Reproduce the tutorial on web scraping with Selenium and Beautiful Soup word for word.

Extracted text =>
^^^^
Web Scraping with Selenium and Beautiful Soup to Create Models in Django
Introduction
In this tutorial, I’ll give a basic introduction to web scraping with Selenium and Beautiful Soup, and integrating these tools into a Django project. We’ll make a web scraper that grabs data from an external source, and creates new Django model objects directly from that data. This guide assumes you have a general understanding of the Django framework, and a working project to start with.
We’ll be working with a Django website that serves as a platform for reviewing Nintendo Switch games. Each game on our website is represented by a game model with fields for the title, description, price, etc. Rather than entering this information manually every time we add a new game, we’ll use our web scraper to get this information directly from Nintendo’s website. By the end of this tutorial, we’ll be able to enter the URL of the game we want to add into a custom page within the admin panel, and our Django project will scrape the data we need and create a new game listing for us.
Overview
We’ll be using the following tools:
The Selenium API is a powerful browser automation tool, and we’ll be using it to open up a new browser window, navigate to the webpage we want to scrape, and grab a copy of the page’s HTML source. Note that the Requests python library can also be used for this process and is actually easier to implement, but I chose to use Selenium for reasons explained later.
Geckodriver allows the Firefox browser to be controlled remotely. In this project, it serves as an interface between Selenium and Firefox - webdriver calls sent by Selenium will be translated into the Marionette Remote Protocol understood by Firefox. ChromeDriver is the equivalent tool for Google Chrome.
Beautiful Soup is a Python library for parsing and extracting data from HTML and XML files. After getting a copy of the website using Selenium, we’ll use Beautiful Soup to parse the HTML code and extract the data we want.
^^^^
Data segment =>
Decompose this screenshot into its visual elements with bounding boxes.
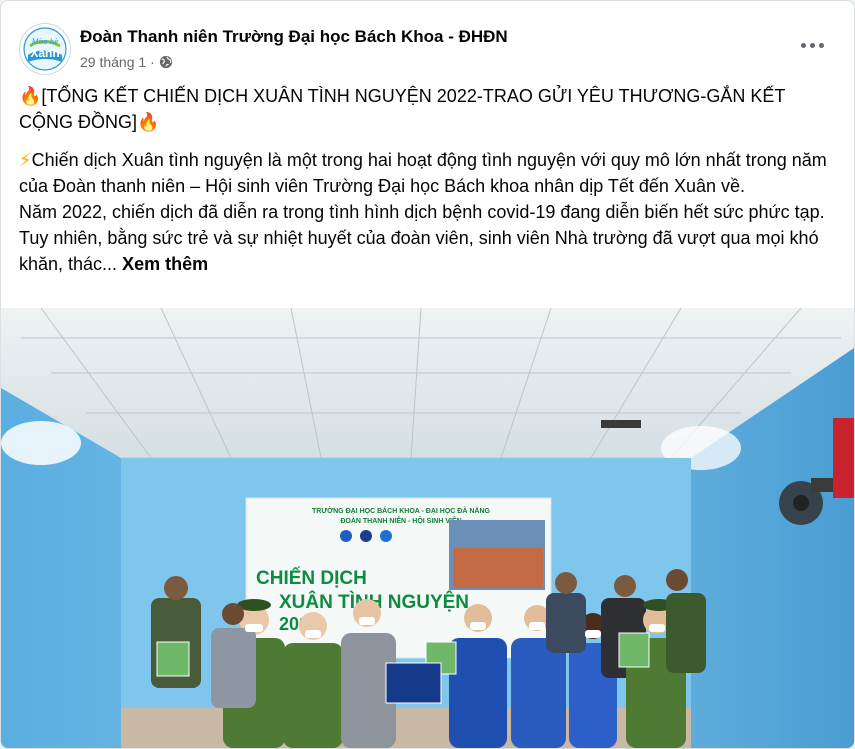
^^^^
Written solution =>
Web Scraping with Selenium and Beautiful Soup to Create Models in Django
Introduction
In this tutorial, I’ll give a basic introduction to web scraping with Selenium and Beautiful Soup, and integrating these tools into a Django project. We’ll make a web scraper that grabs data from an external source, and creates new Django model objects directly from that data. This guide assumes you have a general understanding of the Django framework, and a working project to start with.
We’ll be working with a Django website that serves as a platform for reviewing Nintendo Switch games. Each game on our website is represented by a game model with fields for the title, description, price, etc. Rather than entering this information manually every time we add a new game, we’ll use our web scraper to get this information directly from Nintendo’s website. By the end of this tutorial, we’ll be able to enter the URL of the game we want to add into a custom page within the admin panel, and our Django project will scrape the data we need and create a new game listing for us.
Overview
We’ll be using the following tools:
The Selenium API is a powerful browser automation tool, and we’ll be using it to open up a new browser window, navigate to the webpage we want to scrape, and grab a copy of the page’s HTML source. Note that the Requests python library can also be used for this process and is actually easier to implement, but I chose to use Selenium for reasons explained later.
Geckodriver allows the Firefox browser to be controlled remotely. In this project, it serves as an interface between Selenium and Firefox - webdriver calls sent by Selenium will be translated into the Marionette Remote Protocol understood by Firefox. ChromeDriver is the equivalent tool for Google Chrome.
Beautiful Soup is a Python library for parsing and extracting data from HTML and XML files. After getting a copy of the website using Selenium, we’ll use Beautiful Soup to parse the HTML code and extract the data we want.